(Stored dataset items)
========================================================================

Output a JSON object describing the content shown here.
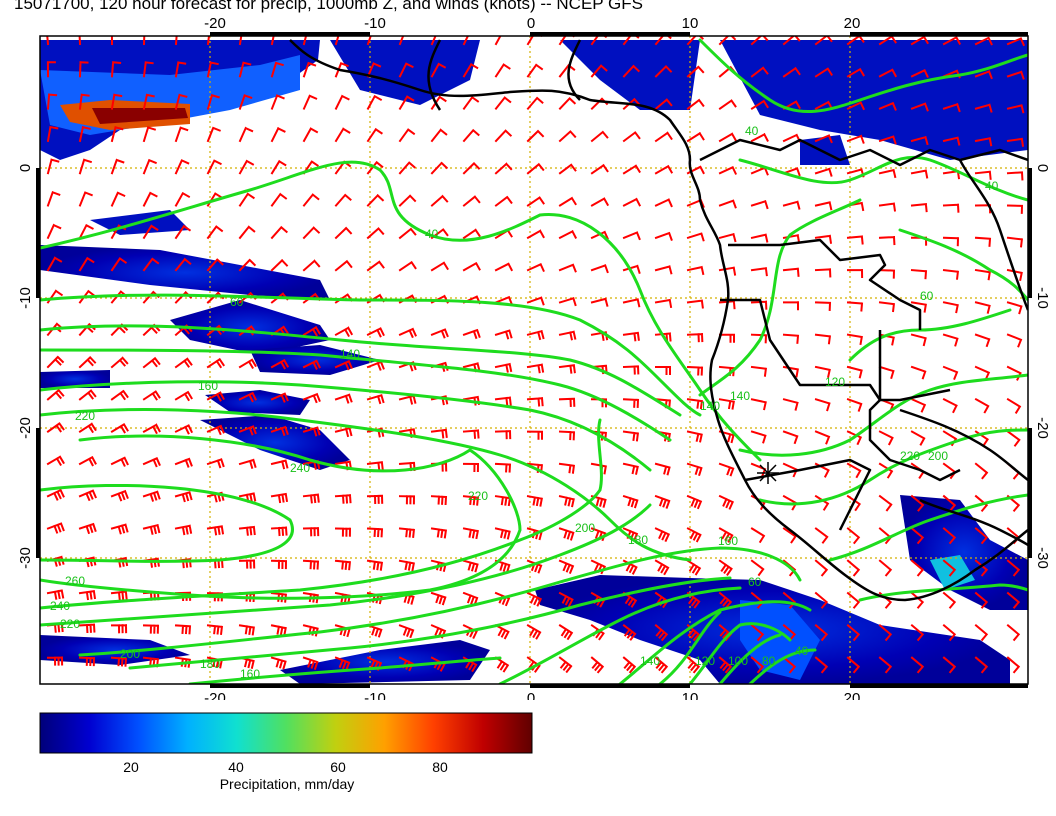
{
  "title": "15071700, 120 hour forecast for precip, 1000mb Z, and winds (knots) -- NCEP GFS",
  "map": {
    "lon_ticks": [
      "-20",
      "-10",
      "0",
      "10",
      "20"
    ],
    "lat_ticks": [
      "0",
      "-10",
      "-20",
      "-30"
    ],
    "contour_labels": [
      "40",
      "60",
      "80",
      "100",
      "120",
      "140",
      "160",
      "180",
      "200",
      "220",
      "240",
      "260",
      "240",
      "220",
      "200",
      "180",
      "160",
      "140",
      "120",
      "100",
      "80",
      "60",
      "40",
      "20",
      "60",
      "120",
      "160",
      "180",
      "200",
      "200"
    ],
    "colors": {
      "frame": "#000000",
      "grid": "#d4b000",
      "contour": "#1edc1e",
      "contour_label": "#19c019",
      "wind_barb": "#ff0000",
      "coast": "#000000"
    },
    "marker": "star"
  },
  "colorbar": {
    "label": "Precipitation, mm/day",
    "ticks": [
      "20",
      "40",
      "60",
      "80"
    ],
    "stops": [
      "#00007a",
      "#0000d0",
      "#0050ff",
      "#00b0ff",
      "#10e0d0",
      "#50e060",
      "#c0d010",
      "#ffa000",
      "#ff4000",
      "#c00000",
      "#600000"
    ]
  }
}
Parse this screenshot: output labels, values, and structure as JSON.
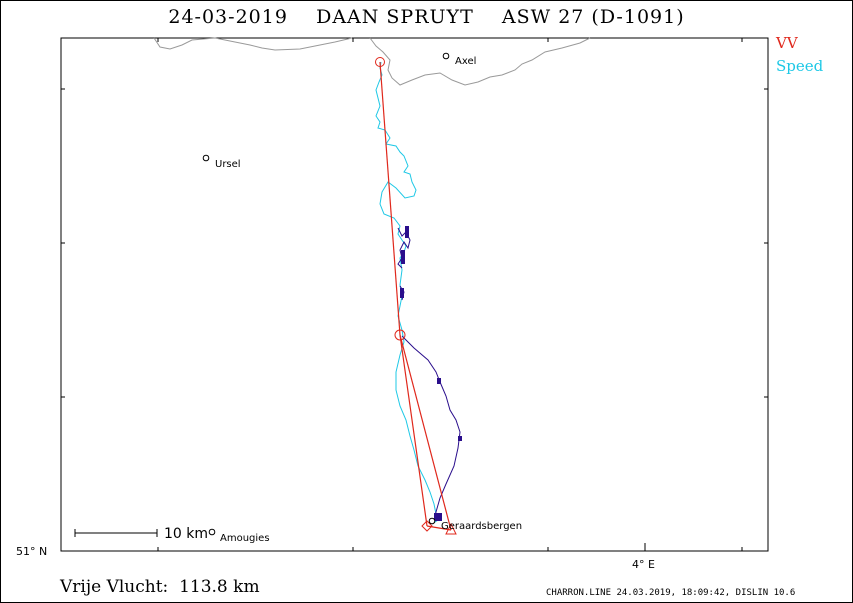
{
  "title": "24-03-2019    DAAN SPRUYT    ASW 27 (D-1091)",
  "legend": [
    {
      "label": "VV",
      "color": "#e0281c"
    },
    {
      "label": "Speed",
      "color": "#1ec8e6"
    }
  ],
  "places": [
    {
      "name": "Axel"
    },
    {
      "name": "Ursel"
    },
    {
      "name": "Amougies"
    },
    {
      "name": "Geraardsbergen"
    }
  ],
  "axis": {
    "lat_label": "51° N",
    "lon_label": "4° E"
  },
  "scale_bar": {
    "label": "10 km"
  },
  "footer": {
    "distance": "Vrije Vlucht:  113.8 km",
    "credit": "CHARRON.LINE 24.03.2019, 18:09:42, DISLIN 10.6"
  },
  "colors": {
    "task_line": "#e0281c",
    "track_speed": "#1ec8e6",
    "track_climb": "#2a0e8c",
    "coastline": "#9a9a9a"
  }
}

========================================================================

— PROBLEM TO SOLVE —
Only the lines from the one containing "Parse this screenshot: output" through the last line of the data belong in the copy, both included and reproduced exactly. Pictures do not.

— RESPONSE TO THE EXERCISE —
Parse this screenshot: output labels, values, and structure as JSON.
{
  "title": "24-03-2019    DAAN SPRUYT    ASW 27 (D-1091)",
  "legend": [
    {
      "label": "VV",
      "color": "#e0281c"
    },
    {
      "label": "Speed",
      "color": "#1ec8e6"
    }
  ],
  "places": [
    {
      "name": "Axel"
    },
    {
      "name": "Ursel"
    },
    {
      "name": "Amougies"
    },
    {
      "name": "Geraardsbergen"
    }
  ],
  "axis": {
    "lat_label": "51° N",
    "lon_label": "4° E"
  },
  "scale_bar": {
    "label": "10 km"
  },
  "footer": {
    "distance": "Vrije Vlucht:  113.8 km",
    "credit": "CHARRON.LINE 24.03.2019, 18:09:42, DISLIN 10.6"
  },
  "colors": {
    "task_line": "#e0281c",
    "track_speed": "#1ec8e6",
    "track_climb": "#2a0e8c",
    "coastline": "#9a9a9a"
  }
}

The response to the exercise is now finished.